Extracted information —
━━━━

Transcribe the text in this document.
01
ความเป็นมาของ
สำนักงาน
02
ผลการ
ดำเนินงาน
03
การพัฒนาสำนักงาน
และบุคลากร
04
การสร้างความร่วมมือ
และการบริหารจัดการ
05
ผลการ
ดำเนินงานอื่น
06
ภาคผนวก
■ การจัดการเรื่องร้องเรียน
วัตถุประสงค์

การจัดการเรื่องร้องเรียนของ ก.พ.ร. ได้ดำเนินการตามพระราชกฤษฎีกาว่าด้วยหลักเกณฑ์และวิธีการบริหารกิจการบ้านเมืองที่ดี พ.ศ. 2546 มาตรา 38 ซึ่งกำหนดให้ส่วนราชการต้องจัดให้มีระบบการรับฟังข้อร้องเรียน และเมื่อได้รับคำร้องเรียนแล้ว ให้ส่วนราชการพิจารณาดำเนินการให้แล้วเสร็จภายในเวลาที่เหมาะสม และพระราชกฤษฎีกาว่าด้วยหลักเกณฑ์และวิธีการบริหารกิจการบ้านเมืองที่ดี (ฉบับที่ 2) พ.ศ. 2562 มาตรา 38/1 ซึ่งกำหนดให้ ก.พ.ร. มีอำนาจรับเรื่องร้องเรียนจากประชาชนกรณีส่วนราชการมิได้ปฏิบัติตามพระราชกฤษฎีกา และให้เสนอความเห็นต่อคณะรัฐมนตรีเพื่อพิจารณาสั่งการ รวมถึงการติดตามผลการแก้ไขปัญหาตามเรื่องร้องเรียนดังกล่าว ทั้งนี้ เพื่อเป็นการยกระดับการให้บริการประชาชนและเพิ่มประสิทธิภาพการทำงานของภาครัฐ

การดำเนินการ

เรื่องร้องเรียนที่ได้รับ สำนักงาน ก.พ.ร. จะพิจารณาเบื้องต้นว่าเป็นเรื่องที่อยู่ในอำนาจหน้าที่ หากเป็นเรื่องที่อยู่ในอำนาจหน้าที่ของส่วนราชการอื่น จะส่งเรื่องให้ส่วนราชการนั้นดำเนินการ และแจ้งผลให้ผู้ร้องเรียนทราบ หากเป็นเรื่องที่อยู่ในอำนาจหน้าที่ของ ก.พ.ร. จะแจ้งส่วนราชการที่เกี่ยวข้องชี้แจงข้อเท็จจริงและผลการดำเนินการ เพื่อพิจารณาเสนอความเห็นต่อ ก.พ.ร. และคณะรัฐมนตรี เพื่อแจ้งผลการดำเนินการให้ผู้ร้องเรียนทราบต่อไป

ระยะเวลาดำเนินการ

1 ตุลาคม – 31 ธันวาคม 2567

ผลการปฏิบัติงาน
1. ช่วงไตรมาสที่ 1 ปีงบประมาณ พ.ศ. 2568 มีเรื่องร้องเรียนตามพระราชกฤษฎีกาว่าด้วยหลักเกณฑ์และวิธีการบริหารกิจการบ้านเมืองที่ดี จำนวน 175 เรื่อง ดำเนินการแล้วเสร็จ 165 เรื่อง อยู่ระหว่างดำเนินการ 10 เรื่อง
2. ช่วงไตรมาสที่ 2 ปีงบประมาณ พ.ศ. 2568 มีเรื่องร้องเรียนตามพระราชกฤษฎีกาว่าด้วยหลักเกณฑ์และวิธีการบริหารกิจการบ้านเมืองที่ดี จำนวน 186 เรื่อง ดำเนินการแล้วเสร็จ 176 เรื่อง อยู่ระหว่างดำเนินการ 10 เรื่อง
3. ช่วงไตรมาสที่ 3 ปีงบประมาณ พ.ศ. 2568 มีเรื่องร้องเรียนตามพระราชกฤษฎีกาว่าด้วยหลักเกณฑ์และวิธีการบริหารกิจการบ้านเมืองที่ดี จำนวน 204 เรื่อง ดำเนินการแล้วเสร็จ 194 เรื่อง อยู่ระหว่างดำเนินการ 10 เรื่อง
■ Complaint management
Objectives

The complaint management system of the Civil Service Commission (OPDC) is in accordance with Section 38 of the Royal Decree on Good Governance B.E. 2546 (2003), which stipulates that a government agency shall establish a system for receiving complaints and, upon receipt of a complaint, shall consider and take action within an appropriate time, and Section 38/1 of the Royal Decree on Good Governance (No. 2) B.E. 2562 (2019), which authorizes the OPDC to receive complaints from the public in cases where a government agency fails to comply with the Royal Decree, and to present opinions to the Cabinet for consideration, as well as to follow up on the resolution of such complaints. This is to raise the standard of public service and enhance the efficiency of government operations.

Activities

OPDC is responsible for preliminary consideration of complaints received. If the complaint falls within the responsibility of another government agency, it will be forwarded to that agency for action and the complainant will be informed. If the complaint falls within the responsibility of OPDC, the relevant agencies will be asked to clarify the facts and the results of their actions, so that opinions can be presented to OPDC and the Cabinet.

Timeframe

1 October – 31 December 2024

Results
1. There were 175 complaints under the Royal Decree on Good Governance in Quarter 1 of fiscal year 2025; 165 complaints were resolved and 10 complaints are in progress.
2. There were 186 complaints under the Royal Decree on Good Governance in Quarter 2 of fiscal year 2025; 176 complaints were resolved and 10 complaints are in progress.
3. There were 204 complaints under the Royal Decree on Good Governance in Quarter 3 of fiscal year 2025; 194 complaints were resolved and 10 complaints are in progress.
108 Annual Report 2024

━━━━

Exercise details — Repeat the records above exactly as they appear.

Task result —
Transcribe the text in this document.
01
ความเป็นมาของ
สำนักงาน
02
ผลการ
ดำเนินงาน
03
การพัฒนาสำนักงาน
และบุคลากร
04
การสร้างความร่วมมือ
และการบริหารจัดการ
05
ผลการ
ดำเนินงานอื่น
06
ภาคผนวก
■ การจัดการเรื่องร้องเรียน
วัตถุประสงค์

การจัดการเรื่องร้องเรียนของ ก.พ.ร. ได้ดำเนินการตามพระราชกฤษฎีกาว่าด้วยหลักเกณฑ์และวิธีการบริหารกิจการบ้านเมืองที่ดี พ.ศ. 2546 มาตรา 38 ซึ่งกำหนดให้ส่วนราชการต้องจัดให้มีระบบการรับฟังข้อร้องเรียน และเมื่อได้รับคำร้องเรียนแล้ว ให้ส่วนราชการพิจารณาดำเนินการให้แล้วเสร็จภายในเวลาที่เหมาะสม และพระราชกฤษฎีกาว่าด้วยหลักเกณฑ์และวิธีการบริหารกิจการบ้านเมืองที่ดี (ฉบับที่ 2) พ.ศ. 2562 มาตรา 38/1 ซึ่งกำหนดให้ ก.พ.ร. มีอำนาจรับเรื่องร้องเรียนจากประชาชนกรณีส่วนราชการมิได้ปฏิบัติตามพระราชกฤษฎีกา และให้เสนอความเห็นต่อคณะรัฐมนตรีเพื่อพิจารณาสั่งการ รวมถึงการติดตามผลการแก้ไขปัญหาตามเรื่องร้องเรียนดังกล่าว ทั้งนี้ เพื่อเป็นการยกระดับการให้บริการประชาชนและเพิ่มประสิทธิภาพการทำงานของภาครัฐ

การดำเนินการ

เรื่องร้องเรียนที่ได้รับ สำนักงาน ก.พ.ร. จะพิจารณาเบื้องต้นว่าเป็นเรื่องที่อยู่ในอำนาจหน้าที่ หากเป็นเรื่องที่อยู่ในอำนาจหน้าที่ของส่วนราชการอื่น จะส่งเรื่องให้ส่วนราชการนั้นดำเนินการ และแจ้งผลให้ผู้ร้องเรียนทราบ หากเป็นเรื่องที่อยู่ในอำนาจหน้าที่ของ ก.พ.ร. จะแจ้งส่วนราชการที่เกี่ยวข้องชี้แจงข้อเท็จจริงและผลการดำเนินการ เพื่อพิจารณาเสนอความเห็นต่อ ก.พ.ร. และคณะรัฐมนตรี เพื่อแจ้งผลการดำเนินการให้ผู้ร้องเรียนทราบต่อไป

ระยะเวลาดำเนินการ

1 ตุลาคม – 31 ธันวาคม 2567

ผลการปฏิบัติงาน
1. ช่วงไตรมาสที่ 1 ปีงบประมาณ พ.ศ. 2568 มีเรื่องร้องเรียนตามพระราชกฤษฎีกาว่าด้วยหลักเกณฑ์และวิธีการบริหารกิจการบ้านเมืองที่ดี จำนวน 175 เรื่อง ดำเนินการแล้วเสร็จ 165 เรื่อง อยู่ระหว่างดำเนินการ 10 เรื่อง
2. ช่วงไตรมาสที่ 2 ปีงบประมาณ พ.ศ. 2568 มีเรื่องร้องเรียนตามพระราชกฤษฎีกาว่าด้วยหลักเกณฑ์และวิธีการบริหารกิจการบ้านเมืองที่ดี จำนวน 186 เรื่อง ดำเนินการแล้วเสร็จ 176 เรื่อง อยู่ระหว่างดำเนินการ 10 เรื่อง
3. ช่วงไตรมาสที่ 3 ปีงบประมาณ พ.ศ. 2568 มีเรื่องร้องเรียนตามพระราชกฤษฎีกาว่าด้วยหลักเกณฑ์และวิธีการบริหารกิจการบ้านเมืองที่ดี จำนวน 204 เรื่อง ดำเนินการแล้วเสร็จ 194 เรื่อง อยู่ระหว่างดำเนินการ 10 เรื่อง
■ Complaint management
Objectives

The complaint management system of the Civil Service Commission (OPDC) is in accordance with Section 38 of the Royal Decree on Good Governance B.E. 2546 (2003), which stipulates that a government agency shall establish a system for receiving complaints and, upon receipt of a complaint, shall consider and take action within an appropriate time, and Section 38/1 of the Royal Decree on Good Governance (No. 2) B.E. 2562 (2019), which authorizes the OPDC to receive complaints from the public in cases where a government agency fails to comply with the Royal Decree, and to present opinions to the Cabinet for consideration, as well as to follow up on the resolution of such complaints. This is to raise the standard of public service and enhance the efficiency of government operations.

Activities

OPDC is responsible for preliminary consideration of complaints received. If the complaint falls within the responsibility of another government agency, it will be forwarded to that agency for action and the complainant will be informed. If the complaint falls within the responsibility of OPDC, the relevant agencies will be asked to clarify the facts and the results of their actions, so that opinions can be presented to OPDC and the Cabinet.

Timeframe

1 October – 31 December 2024

Results
1. There were 175 complaints under the Royal Decree on Good Governance in Quarter 1 of fiscal year 2025; 165 complaints were resolved and 10 complaints are in progress.
2. There were 186 complaints under the Royal Decree on Good Governance in Quarter 2 of fiscal year 2025; 176 complaints were resolved and 10 complaints are in progress.
3. There were 204 complaints under the Royal Decree on Good Governance in Quarter 3 of fiscal year 2025; 194 complaints were resolved and 10 complaints are in progress.
108 Annual Report 2024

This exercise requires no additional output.